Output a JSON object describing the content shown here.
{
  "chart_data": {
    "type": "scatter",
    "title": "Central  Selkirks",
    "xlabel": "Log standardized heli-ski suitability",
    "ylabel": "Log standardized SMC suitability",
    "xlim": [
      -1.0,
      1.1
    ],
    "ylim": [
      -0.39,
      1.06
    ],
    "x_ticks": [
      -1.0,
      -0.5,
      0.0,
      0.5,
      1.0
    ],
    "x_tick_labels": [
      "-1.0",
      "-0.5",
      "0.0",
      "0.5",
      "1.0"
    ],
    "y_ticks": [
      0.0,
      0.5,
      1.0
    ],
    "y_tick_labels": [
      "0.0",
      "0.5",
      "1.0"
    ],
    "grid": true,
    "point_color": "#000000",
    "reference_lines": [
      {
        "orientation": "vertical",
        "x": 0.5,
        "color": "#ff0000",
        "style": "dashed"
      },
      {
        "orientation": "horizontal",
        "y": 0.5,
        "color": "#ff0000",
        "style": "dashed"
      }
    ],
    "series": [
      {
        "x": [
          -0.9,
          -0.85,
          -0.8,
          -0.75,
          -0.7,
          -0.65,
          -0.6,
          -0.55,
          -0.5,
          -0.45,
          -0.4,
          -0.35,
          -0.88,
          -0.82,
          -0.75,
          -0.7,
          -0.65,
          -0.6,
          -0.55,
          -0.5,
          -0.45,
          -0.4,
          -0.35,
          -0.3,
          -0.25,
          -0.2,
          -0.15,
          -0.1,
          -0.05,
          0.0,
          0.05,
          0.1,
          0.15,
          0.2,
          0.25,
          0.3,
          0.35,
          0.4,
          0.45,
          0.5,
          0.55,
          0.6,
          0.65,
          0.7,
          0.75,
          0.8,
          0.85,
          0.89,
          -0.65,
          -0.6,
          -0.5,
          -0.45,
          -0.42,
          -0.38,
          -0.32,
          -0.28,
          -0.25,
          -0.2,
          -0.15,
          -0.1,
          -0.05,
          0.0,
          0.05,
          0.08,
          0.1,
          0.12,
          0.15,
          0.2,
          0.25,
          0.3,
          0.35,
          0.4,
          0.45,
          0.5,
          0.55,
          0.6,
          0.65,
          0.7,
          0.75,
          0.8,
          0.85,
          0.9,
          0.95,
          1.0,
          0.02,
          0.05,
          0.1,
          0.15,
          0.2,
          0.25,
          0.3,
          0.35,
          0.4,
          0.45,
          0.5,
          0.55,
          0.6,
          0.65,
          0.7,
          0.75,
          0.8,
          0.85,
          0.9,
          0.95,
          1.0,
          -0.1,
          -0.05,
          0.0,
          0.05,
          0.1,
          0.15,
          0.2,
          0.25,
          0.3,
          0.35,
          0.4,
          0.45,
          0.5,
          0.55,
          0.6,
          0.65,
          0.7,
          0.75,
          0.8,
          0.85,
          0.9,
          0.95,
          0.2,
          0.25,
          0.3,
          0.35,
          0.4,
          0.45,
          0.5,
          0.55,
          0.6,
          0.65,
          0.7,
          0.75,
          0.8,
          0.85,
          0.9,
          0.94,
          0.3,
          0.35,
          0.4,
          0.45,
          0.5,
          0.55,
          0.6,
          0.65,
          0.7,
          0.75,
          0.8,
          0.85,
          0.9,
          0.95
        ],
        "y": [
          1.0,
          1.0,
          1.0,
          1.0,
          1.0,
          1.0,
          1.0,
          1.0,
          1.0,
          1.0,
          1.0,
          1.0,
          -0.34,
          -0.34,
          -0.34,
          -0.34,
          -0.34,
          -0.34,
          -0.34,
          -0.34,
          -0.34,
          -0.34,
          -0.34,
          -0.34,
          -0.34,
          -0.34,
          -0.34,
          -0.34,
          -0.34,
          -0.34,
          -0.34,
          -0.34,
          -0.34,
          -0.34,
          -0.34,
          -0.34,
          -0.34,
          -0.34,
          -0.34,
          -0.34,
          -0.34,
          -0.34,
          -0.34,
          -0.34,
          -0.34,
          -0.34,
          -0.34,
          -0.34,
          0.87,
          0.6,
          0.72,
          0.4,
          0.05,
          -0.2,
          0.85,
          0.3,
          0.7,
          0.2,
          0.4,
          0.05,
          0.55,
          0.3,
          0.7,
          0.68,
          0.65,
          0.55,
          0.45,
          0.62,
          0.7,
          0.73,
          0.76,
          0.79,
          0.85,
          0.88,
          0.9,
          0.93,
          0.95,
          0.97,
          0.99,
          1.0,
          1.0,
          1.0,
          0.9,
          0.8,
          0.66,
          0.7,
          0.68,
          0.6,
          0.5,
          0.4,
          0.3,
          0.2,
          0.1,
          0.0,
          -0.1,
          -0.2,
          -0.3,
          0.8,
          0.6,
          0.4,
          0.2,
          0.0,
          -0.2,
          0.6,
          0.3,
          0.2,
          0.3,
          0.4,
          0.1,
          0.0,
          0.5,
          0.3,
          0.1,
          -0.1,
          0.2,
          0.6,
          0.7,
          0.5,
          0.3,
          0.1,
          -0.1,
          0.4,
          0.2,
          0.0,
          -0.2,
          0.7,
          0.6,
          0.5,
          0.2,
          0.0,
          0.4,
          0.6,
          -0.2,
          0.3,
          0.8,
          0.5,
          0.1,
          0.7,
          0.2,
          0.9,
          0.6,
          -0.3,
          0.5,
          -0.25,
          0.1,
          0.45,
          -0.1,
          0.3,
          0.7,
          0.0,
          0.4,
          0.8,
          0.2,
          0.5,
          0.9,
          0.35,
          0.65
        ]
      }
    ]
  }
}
--- --- ---
Write down the full listing again, exactly.

Output a JSON object describing the content shown here.
{
  "chart_data": {
    "type": "scatter",
    "title": "Central  Selkirks",
    "xlabel": "Log standardized heli-ski suitability",
    "ylabel": "Log standardized SMC suitability",
    "xlim": [
      -1.0,
      1.1
    ],
    "ylim": [
      -0.39,
      1.06
    ],
    "x_ticks": [
      -1.0,
      -0.5,
      0.0,
      0.5,
      1.0
    ],
    "x_tick_labels": [
      "-1.0",
      "-0.5",
      "0.0",
      "0.5",
      "1.0"
    ],
    "y_ticks": [
      0.0,
      0.5,
      1.0
    ],
    "y_tick_labels": [
      "0.0",
      "0.5",
      "1.0"
    ],
    "grid": true,
    "point_color": "#000000",
    "reference_lines": [
      {
        "orientation": "vertical",
        "x": 0.5,
        "color": "#ff0000",
        "style": "dashed"
      },
      {
        "orientation": "horizontal",
        "y": 0.5,
        "color": "#ff0000",
        "style": "dashed"
      }
    ],
    "series": [
      {
        "x": [
          -0.9,
          -0.85,
          -0.8,
          -0.75,
          -0.7,
          -0.65,
          -0.6,
          -0.55,
          -0.5,
          -0.45,
          -0.4,
          -0.35,
          -0.88,
          -0.82,
          -0.75,
          -0.7,
          -0.65,
          -0.6,
          -0.55,
          -0.5,
          -0.45,
          -0.4,
          -0.35,
          -0.3,
          -0.25,
          -0.2,
          -0.15,
          -0.1,
          -0.05,
          0.0,
          0.05,
          0.1,
          0.15,
          0.2,
          0.25,
          0.3,
          0.35,
          0.4,
          0.45,
          0.5,
          0.55,
          0.6,
          0.65,
          0.7,
          0.75,
          0.8,
          0.85,
          0.89,
          -0.65,
          -0.6,
          -0.5,
          -0.45,
          -0.42,
          -0.38,
          -0.32,
          -0.28,
          -0.25,
          -0.2,
          -0.15,
          -0.1,
          -0.05,
          0.0,
          0.05,
          0.08,
          0.1,
          0.12,
          0.15,
          0.2,
          0.25,
          0.3,
          0.35,
          0.4,
          0.45,
          0.5,
          0.55,
          0.6,
          0.65,
          0.7,
          0.75,
          0.8,
          0.85,
          0.9,
          0.95,
          1.0,
          0.02,
          0.05,
          0.1,
          0.15,
          0.2,
          0.25,
          0.3,
          0.35,
          0.4,
          0.45,
          0.5,
          0.55,
          0.6,
          0.65,
          0.7,
          0.75,
          0.8,
          0.85,
          0.9,
          0.95,
          1.0,
          -0.1,
          -0.05,
          0.0,
          0.05,
          0.1,
          0.15,
          0.2,
          0.25,
          0.3,
          0.35,
          0.4,
          0.45,
          0.5,
          0.55,
          0.6,
          0.65,
          0.7,
          0.75,
          0.8,
          0.85,
          0.9,
          0.95,
          0.2,
          0.25,
          0.3,
          0.35,
          0.4,
          0.45,
          0.5,
          0.55,
          0.6,
          0.65,
          0.7,
          0.75,
          0.8,
          0.85,
          0.9,
          0.94,
          0.3,
          0.35,
          0.4,
          0.45,
          0.5,
          0.55,
          0.6,
          0.65,
          0.7,
          0.75,
          0.8,
          0.85,
          0.9,
          0.95
        ],
        "y": [
          1.0,
          1.0,
          1.0,
          1.0,
          1.0,
          1.0,
          1.0,
          1.0,
          1.0,
          1.0,
          1.0,
          1.0,
          -0.34,
          -0.34,
          -0.34,
          -0.34,
          -0.34,
          -0.34,
          -0.34,
          -0.34,
          -0.34,
          -0.34,
          -0.34,
          -0.34,
          -0.34,
          -0.34,
          -0.34,
          -0.34,
          -0.34,
          -0.34,
          -0.34,
          -0.34,
          -0.34,
          -0.34,
          -0.34,
          -0.34,
          -0.34,
          -0.34,
          -0.34,
          -0.34,
          -0.34,
          -0.34,
          -0.34,
          -0.34,
          -0.34,
          -0.34,
          -0.34,
          -0.34,
          0.87,
          0.6,
          0.72,
          0.4,
          0.05,
          -0.2,
          0.85,
          0.3,
          0.7,
          0.2,
          0.4,
          0.05,
          0.55,
          0.3,
          0.7,
          0.68,
          0.65,
          0.55,
          0.45,
          0.62,
          0.7,
          0.73,
          0.76,
          0.79,
          0.85,
          0.88,
          0.9,
          0.93,
          0.95,
          0.97,
          0.99,
          1.0,
          1.0,
          1.0,
          0.9,
          0.8,
          0.66,
          0.7,
          0.68,
          0.6,
          0.5,
          0.4,
          0.3,
          0.2,
          0.1,
          0.0,
          -0.1,
          -0.2,
          -0.3,
          0.8,
          0.6,
          0.4,
          0.2,
          0.0,
          -0.2,
          0.6,
          0.3,
          0.2,
          0.3,
          0.4,
          0.1,
          0.0,
          0.5,
          0.3,
          0.1,
          -0.1,
          0.2,
          0.6,
          0.7,
          0.5,
          0.3,
          0.1,
          -0.1,
          0.4,
          0.2,
          0.0,
          -0.2,
          0.7,
          0.6,
          0.5,
          0.2,
          0.0,
          0.4,
          0.6,
          -0.2,
          0.3,
          0.8,
          0.5,
          0.1,
          0.7,
          0.2,
          0.9,
          0.6,
          -0.3,
          0.5,
          -0.25,
          0.1,
          0.45,
          -0.1,
          0.3,
          0.7,
          0.0,
          0.4,
          0.8,
          0.2,
          0.5,
          0.9,
          0.35,
          0.65
        ]
      }
    ]
  }
}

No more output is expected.